#### What needs to be done
Retype all of the data exactly as given.

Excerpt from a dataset

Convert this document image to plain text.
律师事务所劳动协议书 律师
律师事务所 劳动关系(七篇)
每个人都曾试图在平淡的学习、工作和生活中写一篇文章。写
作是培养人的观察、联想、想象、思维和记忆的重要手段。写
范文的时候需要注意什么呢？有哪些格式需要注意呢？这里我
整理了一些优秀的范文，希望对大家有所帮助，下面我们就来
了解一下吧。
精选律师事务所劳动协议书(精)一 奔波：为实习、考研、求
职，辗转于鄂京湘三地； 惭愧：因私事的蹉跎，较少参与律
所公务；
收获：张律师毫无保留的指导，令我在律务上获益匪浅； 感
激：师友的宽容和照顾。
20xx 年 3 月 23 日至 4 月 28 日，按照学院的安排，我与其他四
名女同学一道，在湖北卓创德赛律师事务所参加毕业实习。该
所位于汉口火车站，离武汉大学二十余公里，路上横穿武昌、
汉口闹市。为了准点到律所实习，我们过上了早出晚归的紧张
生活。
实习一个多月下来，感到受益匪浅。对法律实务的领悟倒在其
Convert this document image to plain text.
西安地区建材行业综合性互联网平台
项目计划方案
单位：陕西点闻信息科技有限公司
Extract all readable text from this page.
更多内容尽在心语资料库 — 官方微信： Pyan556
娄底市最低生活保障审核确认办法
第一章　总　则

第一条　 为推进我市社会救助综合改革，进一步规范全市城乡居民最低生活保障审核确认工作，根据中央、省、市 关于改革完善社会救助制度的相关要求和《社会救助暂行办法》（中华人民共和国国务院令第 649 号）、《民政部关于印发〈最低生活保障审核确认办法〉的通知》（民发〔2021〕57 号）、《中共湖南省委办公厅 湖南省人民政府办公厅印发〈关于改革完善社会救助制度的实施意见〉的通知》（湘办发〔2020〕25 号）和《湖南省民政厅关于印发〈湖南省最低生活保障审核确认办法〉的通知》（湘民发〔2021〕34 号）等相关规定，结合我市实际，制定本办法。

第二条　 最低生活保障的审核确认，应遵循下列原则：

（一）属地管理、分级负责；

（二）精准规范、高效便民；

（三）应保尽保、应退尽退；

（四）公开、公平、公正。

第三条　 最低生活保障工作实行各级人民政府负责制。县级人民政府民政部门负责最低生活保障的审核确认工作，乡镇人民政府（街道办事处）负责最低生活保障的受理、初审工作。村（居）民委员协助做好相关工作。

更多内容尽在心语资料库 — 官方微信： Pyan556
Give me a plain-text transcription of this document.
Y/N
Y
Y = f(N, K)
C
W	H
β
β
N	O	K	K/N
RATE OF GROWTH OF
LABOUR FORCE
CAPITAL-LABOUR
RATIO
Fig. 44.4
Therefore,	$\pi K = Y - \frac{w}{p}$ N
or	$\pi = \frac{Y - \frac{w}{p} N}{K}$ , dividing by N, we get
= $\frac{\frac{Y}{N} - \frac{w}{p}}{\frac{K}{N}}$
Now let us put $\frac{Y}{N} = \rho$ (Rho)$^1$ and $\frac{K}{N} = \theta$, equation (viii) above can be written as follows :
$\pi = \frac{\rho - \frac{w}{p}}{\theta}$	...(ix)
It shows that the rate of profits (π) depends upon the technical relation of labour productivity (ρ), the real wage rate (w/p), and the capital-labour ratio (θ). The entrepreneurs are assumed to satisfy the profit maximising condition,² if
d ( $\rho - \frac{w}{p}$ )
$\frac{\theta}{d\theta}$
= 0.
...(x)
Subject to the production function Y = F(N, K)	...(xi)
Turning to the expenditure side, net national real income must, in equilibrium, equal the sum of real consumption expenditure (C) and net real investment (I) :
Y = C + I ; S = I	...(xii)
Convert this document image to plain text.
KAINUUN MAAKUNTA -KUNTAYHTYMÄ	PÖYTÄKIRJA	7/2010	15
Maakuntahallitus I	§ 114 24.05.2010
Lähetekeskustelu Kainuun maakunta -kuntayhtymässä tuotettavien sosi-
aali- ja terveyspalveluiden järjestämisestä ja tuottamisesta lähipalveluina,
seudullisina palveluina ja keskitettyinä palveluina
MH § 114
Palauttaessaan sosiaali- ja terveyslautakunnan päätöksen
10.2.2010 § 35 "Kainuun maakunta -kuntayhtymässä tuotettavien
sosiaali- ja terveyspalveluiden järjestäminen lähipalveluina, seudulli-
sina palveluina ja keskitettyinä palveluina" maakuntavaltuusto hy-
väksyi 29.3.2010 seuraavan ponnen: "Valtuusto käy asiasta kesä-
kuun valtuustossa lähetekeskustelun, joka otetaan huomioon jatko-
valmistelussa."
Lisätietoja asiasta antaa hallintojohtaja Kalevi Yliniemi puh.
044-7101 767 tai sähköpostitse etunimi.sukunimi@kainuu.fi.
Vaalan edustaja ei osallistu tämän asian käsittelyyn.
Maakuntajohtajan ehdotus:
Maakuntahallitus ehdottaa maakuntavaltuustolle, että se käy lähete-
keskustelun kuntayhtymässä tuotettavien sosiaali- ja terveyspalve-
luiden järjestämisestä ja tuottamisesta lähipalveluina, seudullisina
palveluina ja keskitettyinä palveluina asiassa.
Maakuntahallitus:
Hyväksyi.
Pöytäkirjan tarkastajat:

#### Exercise output
Convert this document image to plain text.
律师事务所劳动协议书 律师
律师事务所 劳动关系(七篇)
每个人都曾试图在平淡的学习、工作和生活中写一篇文章。写
作是培养人的观察、联想、想象、思维和记忆的重要手段。写
范文的时候需要注意什么呢？有哪些格式需要注意呢？这里我
整理了一些优秀的范文，希望对大家有所帮助，下面我们就来
了解一下吧。
精选律师事务所劳动协议书(精)一 奔波：为实习、考研、求
职，辗转于鄂京湘三地； 惭愧：因私事的蹉跎，较少参与律
所公务；
收获：张律师毫无保留的指导，令我在律务上获益匪浅； 感
激：师友的宽容和照顾。
20xx 年 3 月 23 日至 4 月 28 日，按照学院的安排，我与其他四
名女同学一道，在湖北卓创德赛律师事务所参加毕业实习。该
所位于汉口火车站，离武汉大学二十余公里，路上横穿武昌、
汉口闹市。为了准点到律所实习，我们过上了早出晚归的紧张
生活。
实习一个多月下来，感到受益匪浅。对法律实务的领悟倒在其
Convert this document image to plain text.
西安地区建材行业综合性互联网平台
项目计划方案
单位：陕西点闻信息科技有限公司
Extract all readable text from this page.
更多内容尽在心语资料库 — 官方微信： Pyan556
娄底市最低生活保障审核确认办法
第一章　总　则

第一条　 为推进我市社会救助综合改革，进一步规范全市城乡居民最低生活保障审核确认工作，根据中央、省、市 关于改革完善社会救助制度的相关要求和《社会救助暂行办法》（中华人民共和国国务院令第 649 号）、《民政部关于印发〈最低生活保障审核确认办法〉的通知》（民发〔2021〕57 号）、《中共湖南省委办公厅 湖南省人民政府办公厅印发〈关于改革完善社会救助制度的实施意见〉的通知》（湘办发〔2020〕25 号）和《湖南省民政厅关于印发〈湖南省最低生活保障审核确认办法〉的通知》（湘民发〔2021〕34 号）等相关规定，结合我市实际，制定本办法。

第二条　 最低生活保障的审核确认，应遵循下列原则：

（一）属地管理、分级负责；

（二）精准规范、高效便民；

（三）应保尽保、应退尽退；

（四）公开、公平、公正。

第三条　 最低生活保障工作实行各级人民政府负责制。县级人民政府民政部门负责最低生活保障的审核确认工作，乡镇人民政府（街道办事处）负责最低生活保障的受理、初审工作。村（居）民委员协助做好相关工作。

更多内容尽在心语资料库 — 官方微信： Pyan556
Give me a plain-text transcription of this document.
Y/N
Y
Y = f(N, K)
C
W	H
β
β
N	O	K	K/N
RATE OF GROWTH OF
LABOUR FORCE
CAPITAL-LABOUR
RATIO
Fig. 44.4
Therefore,	$\pi K = Y - \frac{w}{p}$ N
or	$\pi = \frac{Y - \frac{w}{p} N}{K}$ , dividing by N, we get
= $\frac{\frac{Y}{N} - \frac{w}{p}}{\frac{K}{N}}$
Now let us put $\frac{Y}{N} = \rho$ (Rho)$^1$ and $\frac{K}{N} = \theta$, equation (viii) above can be written as follows :
$\pi = \frac{\rho - \frac{w}{p}}{\theta}$	...(ix)
It shows that the rate of profits (π) depends upon the technical relation of labour productivity (ρ), the real wage rate (w/p), and the capital-labour ratio (θ). The entrepreneurs are assumed to satisfy the profit maximising condition,² if
d ( $\rho - \frac{w}{p}$ )
$\frac{\theta}{d\theta}$
= 0.
...(x)
Subject to the production function Y = F(N, K)	...(xi)
Turning to the expenditure side, net national real income must, in equilibrium, equal the sum of real consumption expenditure (C) and net real investment (I) :
Y = C + I ; S = I	...(xii)
Convert this document image to plain text.
KAINUUN MAAKUNTA -KUNTAYHTYMÄ	PÖYTÄKIRJA	7/2010	15
Maakuntahallitus I	§ 114 24.05.2010
Lähetekeskustelu Kainuun maakunta -kuntayhtymässä tuotettavien sosi-
aali- ja terveyspalveluiden järjestämisestä ja tuottamisesta lähipalveluina,
seudullisina palveluina ja keskitettyinä palveluina
MH § 114
Palauttaessaan sosiaali- ja terveyslautakunnan päätöksen
10.2.2010 § 35 "Kainuun maakunta -kuntayhtymässä tuotettavien
sosiaali- ja terveyspalveluiden järjestäminen lähipalveluina, seudulli-
sina palveluina ja keskitettyinä palveluina" maakuntavaltuusto hy-
väksyi 29.3.2010 seuraavan ponnen: "Valtuusto käy asiasta kesä-
kuun valtuustossa lähetekeskustelun, joka otetaan huomioon jatko-
valmistelussa."
Lisätietoja asiasta antaa hallintojohtaja Kalevi Yliniemi puh.
044-7101 767 tai sähköpostitse etunimi.sukunimi@kainuu.fi.
Vaalan edustaja ei osallistu tämän asian käsittelyyn.
Maakuntajohtajan ehdotus:
Maakuntahallitus ehdottaa maakuntavaltuustolle, että se käy lähete-
keskustelun kuntayhtymässä tuotettavien sosiaali- ja terveyspalve-
luiden järjestämisestä ja tuottamisesta lähipalveluina, seudullisina
palveluina ja keskitettyinä palveluina asiassa.
Maakuntahallitus:
Hyväksyi.
Pöytäkirjan tarkastajat:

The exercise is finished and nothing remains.